BEGIN Source

United States District Court, S.D. New York
Oct 8, 2021
19 Civ. 9593 (AT) (S.D.N.Y. Oct. 8, 2021)

Opinion

19 Civ. 9593 (AT)

10-08-2021

OFF-WHITE, LLC Plaintiff, v. ALINS, ANTONY ARCHIBALD, CHAIRUTY, CRAVELOOK, DORYN LEB, DUOLU, DWARM, DYMA STORE, FANXIAOPENG, FTYTEBEAST CO., JIAHU MALL, KEITH KNOWLES STORE, KICKSIXSTORE, KIWBOOD, LANFOO LANZHX, LUQUANQUS, MTEDATNG, NIS INDUSTRIES, PAGCOME, QCOVER, RADU'S STORE, REANYST, REAYOUS, SAKA LAKA, SAWYUE, SHENZHENSHIXUESHANHUANBAOKEJTY OUXIANGONGSI, SUNNIYU, THE SOPRANOS, and ZC OUTDOOR PRODUCTS, Defendants.


ORDER

ANALISA TORRES UNITED STATES DISTRICT JUDGE

Plaintiff, Off-White LLC, moves by order to show cause for a default judgment under Federal Rule of Civil Procedure 55 and Local Civil Rule 55.2, ECF No. 31, in this action for trademark infringement, counterfeiting, and related claims, against Defendants, Compl., ECF No. 9. Plaintiff also requests a permanent injunction. ECF No. 31. For the reasons stated below, Plaintiffs motion for default judgment is GRANTED, and Plaintiffs motion for a permanent injunction is GRANTED as modified below.

END Source

Given request 1
Reproduce the listing verbatim, starting with its first line and going on through the line that contains "Bar [1453, 1618, 1523, 1686]", both ends included.
The court order and the listing below it are separate, unrelated material.

BEGIN Information provided

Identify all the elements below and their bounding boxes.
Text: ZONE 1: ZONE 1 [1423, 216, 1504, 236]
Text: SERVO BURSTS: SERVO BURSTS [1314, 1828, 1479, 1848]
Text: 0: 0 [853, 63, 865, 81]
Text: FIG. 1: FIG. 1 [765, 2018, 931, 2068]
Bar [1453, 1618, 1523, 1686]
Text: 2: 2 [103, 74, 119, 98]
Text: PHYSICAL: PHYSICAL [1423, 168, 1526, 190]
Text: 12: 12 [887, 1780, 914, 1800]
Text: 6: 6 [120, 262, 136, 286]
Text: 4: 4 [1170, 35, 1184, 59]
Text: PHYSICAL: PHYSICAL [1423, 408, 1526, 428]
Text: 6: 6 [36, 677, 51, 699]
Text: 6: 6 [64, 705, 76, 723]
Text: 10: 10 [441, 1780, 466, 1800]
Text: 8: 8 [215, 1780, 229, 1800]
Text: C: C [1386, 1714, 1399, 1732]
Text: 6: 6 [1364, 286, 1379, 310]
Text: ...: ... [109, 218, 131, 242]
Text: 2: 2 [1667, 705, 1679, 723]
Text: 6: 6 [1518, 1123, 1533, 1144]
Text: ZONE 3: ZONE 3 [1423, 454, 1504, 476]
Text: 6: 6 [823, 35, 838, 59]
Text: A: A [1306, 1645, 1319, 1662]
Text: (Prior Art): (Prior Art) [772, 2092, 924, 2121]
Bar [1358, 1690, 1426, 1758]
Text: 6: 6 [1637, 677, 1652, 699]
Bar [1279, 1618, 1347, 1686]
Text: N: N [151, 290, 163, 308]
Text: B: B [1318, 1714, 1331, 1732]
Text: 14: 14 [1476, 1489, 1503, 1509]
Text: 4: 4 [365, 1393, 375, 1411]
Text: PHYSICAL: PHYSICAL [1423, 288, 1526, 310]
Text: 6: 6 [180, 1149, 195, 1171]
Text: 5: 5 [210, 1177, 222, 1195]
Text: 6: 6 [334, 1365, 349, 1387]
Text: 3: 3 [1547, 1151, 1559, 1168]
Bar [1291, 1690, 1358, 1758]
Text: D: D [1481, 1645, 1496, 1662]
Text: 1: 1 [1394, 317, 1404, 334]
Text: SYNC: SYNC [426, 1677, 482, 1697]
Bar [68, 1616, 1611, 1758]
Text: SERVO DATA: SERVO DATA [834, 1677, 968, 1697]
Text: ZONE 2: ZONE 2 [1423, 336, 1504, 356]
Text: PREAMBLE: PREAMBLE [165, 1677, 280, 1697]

END Information provided

Given request 2
In one to three sentences, explain what Off-White LLC asks the court for in the order's opening paragraph and the legal basis for that request.

Result 1
Identify all the elements below and their bounding boxes.
Text: ZONE 1: ZONE 1 [1423, 216, 1504, 236]
Text: SERVO BURSTS: SERVO BURSTS [1314, 1828, 1479, 1848]
Text: 0: 0 [853, 63, 865, 81]
Text: FIG. 1: FIG. 1 [765, 2018, 931, 2068]
Bar [1453, 1618, 1523, 1686]

Result 2
Off-White LLC moves by order to show cause for a default judgment against the defendants under Federal Rule of Civil Procedure 55 and Local Civil Rule 55.2, in an action for trademark infringement, counterfeiting, and related claims. It also requests a permanent injunction.